Task requirements ::
Copy out all of the material, matching it word for word.

Dataset listings of figures:

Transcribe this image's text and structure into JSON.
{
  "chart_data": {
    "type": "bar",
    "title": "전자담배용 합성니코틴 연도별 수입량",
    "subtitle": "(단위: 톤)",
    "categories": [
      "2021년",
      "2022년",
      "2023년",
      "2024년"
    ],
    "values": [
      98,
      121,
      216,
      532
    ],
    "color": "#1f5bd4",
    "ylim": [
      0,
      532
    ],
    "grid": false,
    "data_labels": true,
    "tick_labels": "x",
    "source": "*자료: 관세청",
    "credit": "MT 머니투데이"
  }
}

Answer to this task ::
Transcribe this image's text and structure into JSON.
{
  "chart_data": {
    "type": "bar",
    "title": "전자담배용 합성니코틴 연도별 수입량",
    "subtitle": "(단위: 톤)",
    "categories": [
      "2021년",
      "2022년",
      "2023년",
      "2024년"
    ],
    "values": [
      98,
      121,
      216,
      532
    ],
    "color": "#1f5bd4",
    "ylim": [
      0,
      532
    ],
    "grid": false,
    "data_labels": true,
    "tick_labels": "x",
    "source": "*자료: 관세청",
    "credit": "MT 머니투데이"
  }
}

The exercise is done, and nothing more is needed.